### [INSTRUCTION]
Write the records below out in full, character for character, with no pictures.

### [EXERCISE INPUTS]
:::::
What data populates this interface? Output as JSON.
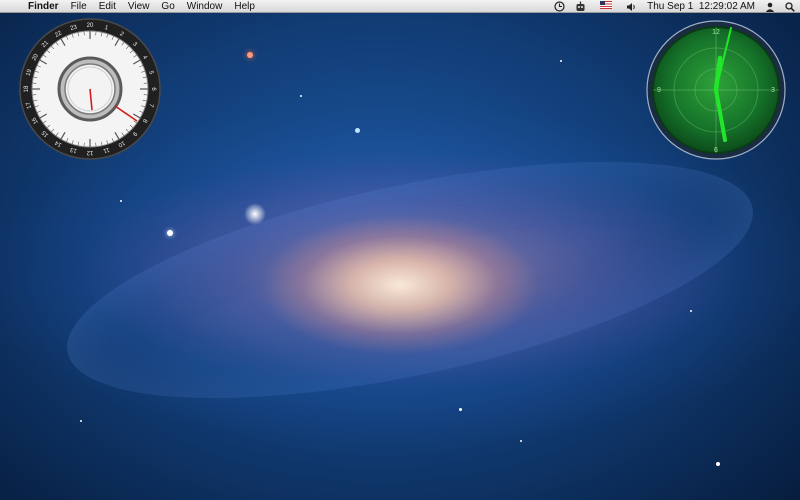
{
  "menubar": {
    "apple": "",
    "app_name": "Finder",
    "menus": [
      "File",
      "Edit",
      "View",
      "Go",
      "Window",
      "Help"
    ],
    "status": {
      "time_machine_icon": "clock-icon",
      "user_icon": "robot-icon",
      "input_source": "us-flag-icon",
      "volume_icon": "speaker-icon",
      "datetime": "Thu Sep 1  12:29:02 AM",
      "user_menu_icon": "user-silhouette-icon",
      "spotlight_icon": "search-icon"
    }
  },
  "widgets": {
    "combo_clock": {
      "outer_ring": [
        "20",
        "1",
        "2",
        "3",
        "4",
        "5",
        "6",
        "7",
        "8",
        "9",
        "10",
        "11",
        "12",
        "13",
        "14",
        "15",
        "16",
        "17",
        "18",
        "19",
        "20",
        "21",
        "22",
        "23"
      ],
      "hands": {
        "hour": 12,
        "minute": 29
      }
    },
    "radar_clock": {
      "labels": [
        "12",
        "3",
        "6",
        "9"
      ],
      "hands": {
        "hour": 12,
        "minute": 29,
        "second": 2
      }
    }
  },
  "colors": {
    "radar_green": "#1fdc2a",
    "accent_red": "#d01f1f"
  }
}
:::::
### [RESULT BELOW]
What data populates this interface? Output as JSON.
{
  "menubar": {
    "apple": "",
    "app_name": "Finder",
    "menus": [
      "File",
      "Edit",
      "View",
      "Go",
      "Window",
      "Help"
    ],
    "status": {
      "time_machine_icon": "clock-icon",
      "user_icon": "robot-icon",
      "input_source": "us-flag-icon",
      "volume_icon": "speaker-icon",
      "datetime": "Thu Sep 1  12:29:02 AM",
      "user_menu_icon": "user-silhouette-icon",
      "spotlight_icon": "search-icon"
    }
  },
  "widgets": {
    "combo_clock": {
      "outer_ring": [
        "20",
        "1",
        "2",
        "3",
        "4",
        "5",
        "6",
        "7",
        "8",
        "9",
        "10",
        "11",
        "12",
        "13",
        "14",
        "15",
        "16",
        "17",
        "18",
        "19",
        "20",
        "21",
        "22",
        "23"
      ],
      "hands": {
        "hour": 12,
        "minute": 29
      }
    },
    "radar_clock": {
      "labels": [
        "12",
        "3",
        "6",
        "9"
      ],
      "hands": {
        "hour": 12,
        "minute": 29,
        "second": 2
      }
    }
  },
  "colors": {
    "radar_green": "#1fdc2a",
    "accent_red": "#d01f1f"
  }
}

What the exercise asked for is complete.